Rewrite everything from the first of the lines down through the line containing "edge: [83, 247, 125, 292]", replacing "node-point" with "vertex-marker" and leaving all else unchanged.
=== INFORMATION SUPPLIED ===
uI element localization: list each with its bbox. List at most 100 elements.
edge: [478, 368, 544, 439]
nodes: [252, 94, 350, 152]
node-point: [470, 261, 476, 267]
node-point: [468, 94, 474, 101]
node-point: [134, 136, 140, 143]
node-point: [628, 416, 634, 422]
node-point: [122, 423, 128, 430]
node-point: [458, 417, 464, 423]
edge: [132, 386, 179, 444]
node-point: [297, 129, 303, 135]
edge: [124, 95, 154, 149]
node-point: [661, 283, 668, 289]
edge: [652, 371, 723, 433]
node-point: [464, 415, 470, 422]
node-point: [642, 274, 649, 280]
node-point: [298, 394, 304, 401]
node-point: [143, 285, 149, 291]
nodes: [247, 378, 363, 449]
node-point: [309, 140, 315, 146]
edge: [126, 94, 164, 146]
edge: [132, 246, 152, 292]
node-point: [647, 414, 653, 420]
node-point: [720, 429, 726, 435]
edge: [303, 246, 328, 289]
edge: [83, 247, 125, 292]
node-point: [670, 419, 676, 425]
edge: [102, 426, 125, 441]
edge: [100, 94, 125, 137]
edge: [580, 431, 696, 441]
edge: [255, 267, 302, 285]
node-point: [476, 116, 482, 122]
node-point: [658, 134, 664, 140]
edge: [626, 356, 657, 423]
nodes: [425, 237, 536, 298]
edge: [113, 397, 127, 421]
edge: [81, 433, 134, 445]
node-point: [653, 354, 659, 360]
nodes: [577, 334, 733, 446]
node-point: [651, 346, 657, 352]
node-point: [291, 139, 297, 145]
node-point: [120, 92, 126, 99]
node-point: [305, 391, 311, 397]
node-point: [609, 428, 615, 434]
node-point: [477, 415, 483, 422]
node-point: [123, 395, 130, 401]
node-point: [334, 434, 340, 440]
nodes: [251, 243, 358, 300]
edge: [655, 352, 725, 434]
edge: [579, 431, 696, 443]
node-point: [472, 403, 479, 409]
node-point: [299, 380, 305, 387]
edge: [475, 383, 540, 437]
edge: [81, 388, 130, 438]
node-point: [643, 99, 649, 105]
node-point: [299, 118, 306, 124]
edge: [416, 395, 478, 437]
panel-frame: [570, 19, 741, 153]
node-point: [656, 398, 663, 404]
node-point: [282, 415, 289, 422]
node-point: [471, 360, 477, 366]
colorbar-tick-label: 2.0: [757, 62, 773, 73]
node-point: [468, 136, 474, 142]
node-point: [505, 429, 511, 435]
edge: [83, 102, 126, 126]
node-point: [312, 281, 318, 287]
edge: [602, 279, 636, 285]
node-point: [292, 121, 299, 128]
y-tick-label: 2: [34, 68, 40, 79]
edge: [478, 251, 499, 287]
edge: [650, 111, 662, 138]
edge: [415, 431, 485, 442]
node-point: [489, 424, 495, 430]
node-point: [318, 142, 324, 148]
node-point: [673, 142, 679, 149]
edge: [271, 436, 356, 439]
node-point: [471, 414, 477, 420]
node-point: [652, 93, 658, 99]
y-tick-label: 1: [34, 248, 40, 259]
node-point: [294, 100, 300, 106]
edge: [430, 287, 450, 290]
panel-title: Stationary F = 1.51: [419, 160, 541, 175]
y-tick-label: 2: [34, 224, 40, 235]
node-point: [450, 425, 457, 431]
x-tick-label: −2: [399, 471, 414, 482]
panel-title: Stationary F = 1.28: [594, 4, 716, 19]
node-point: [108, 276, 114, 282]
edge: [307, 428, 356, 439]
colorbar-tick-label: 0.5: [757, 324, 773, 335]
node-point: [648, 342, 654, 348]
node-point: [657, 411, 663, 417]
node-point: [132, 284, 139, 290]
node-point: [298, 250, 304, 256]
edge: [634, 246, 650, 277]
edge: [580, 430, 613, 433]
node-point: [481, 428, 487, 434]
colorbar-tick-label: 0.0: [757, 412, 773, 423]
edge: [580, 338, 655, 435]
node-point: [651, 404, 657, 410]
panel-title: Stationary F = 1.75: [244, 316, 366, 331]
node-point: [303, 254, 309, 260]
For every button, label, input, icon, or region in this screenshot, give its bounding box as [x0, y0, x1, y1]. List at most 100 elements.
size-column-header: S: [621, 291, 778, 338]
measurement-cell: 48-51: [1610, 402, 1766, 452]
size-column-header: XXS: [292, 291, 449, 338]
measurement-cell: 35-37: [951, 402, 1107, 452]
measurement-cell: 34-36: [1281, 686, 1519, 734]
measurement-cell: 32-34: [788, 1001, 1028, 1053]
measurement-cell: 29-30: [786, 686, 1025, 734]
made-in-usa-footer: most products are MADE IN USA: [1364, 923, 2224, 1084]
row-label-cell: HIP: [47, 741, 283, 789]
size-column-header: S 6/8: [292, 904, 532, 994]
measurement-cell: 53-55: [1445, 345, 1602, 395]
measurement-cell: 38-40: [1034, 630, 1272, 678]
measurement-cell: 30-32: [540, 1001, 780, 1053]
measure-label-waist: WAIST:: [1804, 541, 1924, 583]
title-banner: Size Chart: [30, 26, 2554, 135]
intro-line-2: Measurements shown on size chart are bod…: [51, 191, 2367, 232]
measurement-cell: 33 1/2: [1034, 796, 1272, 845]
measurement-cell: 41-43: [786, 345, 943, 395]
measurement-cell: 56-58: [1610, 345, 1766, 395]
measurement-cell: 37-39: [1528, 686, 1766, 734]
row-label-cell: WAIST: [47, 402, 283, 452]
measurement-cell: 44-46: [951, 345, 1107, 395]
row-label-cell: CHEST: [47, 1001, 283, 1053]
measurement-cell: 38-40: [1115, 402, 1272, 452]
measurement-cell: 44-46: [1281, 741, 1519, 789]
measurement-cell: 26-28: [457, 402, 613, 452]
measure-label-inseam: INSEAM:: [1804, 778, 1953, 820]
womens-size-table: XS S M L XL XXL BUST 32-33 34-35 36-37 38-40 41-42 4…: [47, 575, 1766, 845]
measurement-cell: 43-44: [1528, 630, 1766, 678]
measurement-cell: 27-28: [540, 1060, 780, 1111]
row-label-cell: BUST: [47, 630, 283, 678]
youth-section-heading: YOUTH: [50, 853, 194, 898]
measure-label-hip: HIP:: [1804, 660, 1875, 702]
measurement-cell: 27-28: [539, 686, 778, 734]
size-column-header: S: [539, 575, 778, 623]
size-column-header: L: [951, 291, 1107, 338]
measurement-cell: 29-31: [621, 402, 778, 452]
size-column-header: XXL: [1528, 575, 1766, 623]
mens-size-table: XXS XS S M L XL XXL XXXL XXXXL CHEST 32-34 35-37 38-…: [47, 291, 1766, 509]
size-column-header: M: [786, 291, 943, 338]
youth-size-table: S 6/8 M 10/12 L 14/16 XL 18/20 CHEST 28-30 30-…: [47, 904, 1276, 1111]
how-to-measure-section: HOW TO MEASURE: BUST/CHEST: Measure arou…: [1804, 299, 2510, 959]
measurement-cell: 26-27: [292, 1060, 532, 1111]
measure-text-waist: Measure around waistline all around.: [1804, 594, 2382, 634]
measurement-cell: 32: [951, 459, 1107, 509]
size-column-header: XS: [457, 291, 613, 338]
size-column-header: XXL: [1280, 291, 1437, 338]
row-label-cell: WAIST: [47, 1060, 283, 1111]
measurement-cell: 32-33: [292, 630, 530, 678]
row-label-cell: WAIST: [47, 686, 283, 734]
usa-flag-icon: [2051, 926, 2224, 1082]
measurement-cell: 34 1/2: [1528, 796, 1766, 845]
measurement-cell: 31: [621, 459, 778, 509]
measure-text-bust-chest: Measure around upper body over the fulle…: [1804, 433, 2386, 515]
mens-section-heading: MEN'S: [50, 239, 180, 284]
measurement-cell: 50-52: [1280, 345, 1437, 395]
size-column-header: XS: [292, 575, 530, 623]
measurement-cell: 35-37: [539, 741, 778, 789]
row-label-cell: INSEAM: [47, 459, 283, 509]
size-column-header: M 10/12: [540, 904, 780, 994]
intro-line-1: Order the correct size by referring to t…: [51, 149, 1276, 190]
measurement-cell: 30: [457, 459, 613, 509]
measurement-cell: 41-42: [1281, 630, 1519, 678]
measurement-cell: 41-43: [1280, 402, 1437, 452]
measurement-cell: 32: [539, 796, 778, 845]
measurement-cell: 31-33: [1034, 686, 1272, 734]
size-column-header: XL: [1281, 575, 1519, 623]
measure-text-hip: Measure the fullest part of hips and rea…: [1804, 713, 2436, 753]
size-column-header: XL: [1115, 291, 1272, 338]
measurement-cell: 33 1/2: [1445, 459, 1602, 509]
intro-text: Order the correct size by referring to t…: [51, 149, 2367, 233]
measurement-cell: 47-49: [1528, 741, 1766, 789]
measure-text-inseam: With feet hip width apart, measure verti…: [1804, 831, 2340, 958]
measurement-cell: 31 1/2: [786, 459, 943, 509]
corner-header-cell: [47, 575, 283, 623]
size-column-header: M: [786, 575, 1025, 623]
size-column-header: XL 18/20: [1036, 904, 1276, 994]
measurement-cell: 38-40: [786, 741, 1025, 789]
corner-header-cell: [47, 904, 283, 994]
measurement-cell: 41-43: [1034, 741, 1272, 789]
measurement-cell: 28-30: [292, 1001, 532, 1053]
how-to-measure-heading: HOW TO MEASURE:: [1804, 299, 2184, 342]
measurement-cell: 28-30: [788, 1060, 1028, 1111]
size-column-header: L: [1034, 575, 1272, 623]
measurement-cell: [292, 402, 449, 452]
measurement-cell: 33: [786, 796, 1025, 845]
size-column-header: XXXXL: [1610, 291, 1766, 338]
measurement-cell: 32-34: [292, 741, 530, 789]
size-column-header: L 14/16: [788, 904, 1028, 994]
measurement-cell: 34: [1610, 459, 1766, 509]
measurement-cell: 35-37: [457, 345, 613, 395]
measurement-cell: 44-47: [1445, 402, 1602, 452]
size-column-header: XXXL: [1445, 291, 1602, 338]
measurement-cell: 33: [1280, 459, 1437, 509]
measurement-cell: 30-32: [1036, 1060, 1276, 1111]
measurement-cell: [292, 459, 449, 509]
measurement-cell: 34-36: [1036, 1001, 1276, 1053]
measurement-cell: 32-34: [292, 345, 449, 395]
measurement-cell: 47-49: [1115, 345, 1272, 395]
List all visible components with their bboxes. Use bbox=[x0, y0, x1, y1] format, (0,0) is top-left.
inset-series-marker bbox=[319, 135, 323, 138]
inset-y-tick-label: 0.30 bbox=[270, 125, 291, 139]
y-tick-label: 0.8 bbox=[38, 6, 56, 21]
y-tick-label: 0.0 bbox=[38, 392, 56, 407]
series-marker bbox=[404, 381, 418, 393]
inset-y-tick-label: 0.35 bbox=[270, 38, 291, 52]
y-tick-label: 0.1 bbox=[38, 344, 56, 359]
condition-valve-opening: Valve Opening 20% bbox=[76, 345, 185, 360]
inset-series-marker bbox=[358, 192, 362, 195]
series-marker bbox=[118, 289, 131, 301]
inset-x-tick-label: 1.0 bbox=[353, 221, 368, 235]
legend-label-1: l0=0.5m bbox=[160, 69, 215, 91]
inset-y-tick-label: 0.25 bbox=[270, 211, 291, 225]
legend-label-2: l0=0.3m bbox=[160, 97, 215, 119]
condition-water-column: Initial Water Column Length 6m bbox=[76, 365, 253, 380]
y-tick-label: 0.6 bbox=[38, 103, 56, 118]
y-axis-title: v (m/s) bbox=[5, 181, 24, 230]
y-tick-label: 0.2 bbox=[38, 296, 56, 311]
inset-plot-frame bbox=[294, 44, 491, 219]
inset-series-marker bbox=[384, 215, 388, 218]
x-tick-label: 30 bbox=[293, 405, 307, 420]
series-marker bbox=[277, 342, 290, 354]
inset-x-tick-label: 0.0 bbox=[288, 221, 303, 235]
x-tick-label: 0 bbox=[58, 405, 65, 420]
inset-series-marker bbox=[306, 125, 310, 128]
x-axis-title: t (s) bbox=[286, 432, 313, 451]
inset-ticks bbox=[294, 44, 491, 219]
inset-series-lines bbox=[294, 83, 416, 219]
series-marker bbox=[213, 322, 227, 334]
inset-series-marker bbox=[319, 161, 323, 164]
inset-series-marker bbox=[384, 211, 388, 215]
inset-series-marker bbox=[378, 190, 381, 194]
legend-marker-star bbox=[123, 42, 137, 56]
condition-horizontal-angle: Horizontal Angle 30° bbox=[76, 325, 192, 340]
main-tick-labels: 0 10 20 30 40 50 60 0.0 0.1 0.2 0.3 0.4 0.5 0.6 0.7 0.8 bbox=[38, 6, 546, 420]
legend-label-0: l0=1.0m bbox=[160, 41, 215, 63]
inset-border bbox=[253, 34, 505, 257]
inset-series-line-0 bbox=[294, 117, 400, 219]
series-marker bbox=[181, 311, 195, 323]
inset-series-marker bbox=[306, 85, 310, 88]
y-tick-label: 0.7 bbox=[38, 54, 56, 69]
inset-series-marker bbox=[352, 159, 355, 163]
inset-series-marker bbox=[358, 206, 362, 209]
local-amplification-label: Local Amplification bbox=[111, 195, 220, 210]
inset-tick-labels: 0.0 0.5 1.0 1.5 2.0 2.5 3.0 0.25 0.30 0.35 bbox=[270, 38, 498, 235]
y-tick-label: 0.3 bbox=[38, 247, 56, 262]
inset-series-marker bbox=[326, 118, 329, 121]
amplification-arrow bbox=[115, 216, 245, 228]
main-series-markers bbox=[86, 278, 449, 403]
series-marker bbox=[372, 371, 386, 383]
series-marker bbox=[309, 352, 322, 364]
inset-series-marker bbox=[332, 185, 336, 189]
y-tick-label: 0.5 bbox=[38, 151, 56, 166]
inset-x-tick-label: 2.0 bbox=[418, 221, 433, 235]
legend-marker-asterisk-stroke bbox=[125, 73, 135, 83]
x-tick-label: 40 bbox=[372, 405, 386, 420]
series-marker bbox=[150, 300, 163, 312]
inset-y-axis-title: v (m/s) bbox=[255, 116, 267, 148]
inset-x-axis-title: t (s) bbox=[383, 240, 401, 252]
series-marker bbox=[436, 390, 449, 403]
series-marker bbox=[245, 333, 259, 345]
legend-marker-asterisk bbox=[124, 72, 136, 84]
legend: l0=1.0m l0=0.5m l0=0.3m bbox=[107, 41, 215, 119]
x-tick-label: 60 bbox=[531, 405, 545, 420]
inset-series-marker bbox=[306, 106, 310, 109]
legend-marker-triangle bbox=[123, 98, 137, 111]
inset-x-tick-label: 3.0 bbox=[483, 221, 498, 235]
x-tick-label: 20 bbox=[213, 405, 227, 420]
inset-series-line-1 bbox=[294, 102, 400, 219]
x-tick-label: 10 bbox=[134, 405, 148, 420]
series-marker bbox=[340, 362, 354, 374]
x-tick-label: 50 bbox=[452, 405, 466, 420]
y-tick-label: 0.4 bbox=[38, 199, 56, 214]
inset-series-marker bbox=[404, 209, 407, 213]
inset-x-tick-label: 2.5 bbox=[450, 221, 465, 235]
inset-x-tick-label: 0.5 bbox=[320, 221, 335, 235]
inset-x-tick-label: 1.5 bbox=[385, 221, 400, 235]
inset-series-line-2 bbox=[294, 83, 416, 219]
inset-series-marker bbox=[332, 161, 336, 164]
===
FINISHED ANSWER.
uI element localization: list each with its bbox. List at most 100 elements.
edge: [478, 368, 544, 439]
nodes: [252, 94, 350, 152]
vertex-marker: [470, 261, 476, 267]
vertex-marker: [468, 94, 474, 101]
vertex-marker: [134, 136, 140, 143]
vertex-marker: [628, 416, 634, 422]
vertex-marker: [122, 423, 128, 430]
vertex-marker: [458, 417, 464, 423]
edge: [132, 386, 179, 444]
vertex-marker: [297, 129, 303, 135]
edge: [124, 95, 154, 149]
vertex-marker: [661, 283, 668, 289]
edge: [652, 371, 723, 433]
vertex-marker: [464, 415, 470, 422]
vertex-marker: [642, 274, 649, 280]
vertex-marker: [298, 394, 304, 401]
vertex-marker: [143, 285, 149, 291]
nodes: [247, 378, 363, 449]
vertex-marker: [309, 140, 315, 146]
edge: [126, 94, 164, 146]
edge: [132, 246, 152, 292]
vertex-marker: [647, 414, 653, 420]
vertex-marker: [720, 429, 726, 435]
edge: [303, 246, 328, 289]
edge: [83, 247, 125, 292]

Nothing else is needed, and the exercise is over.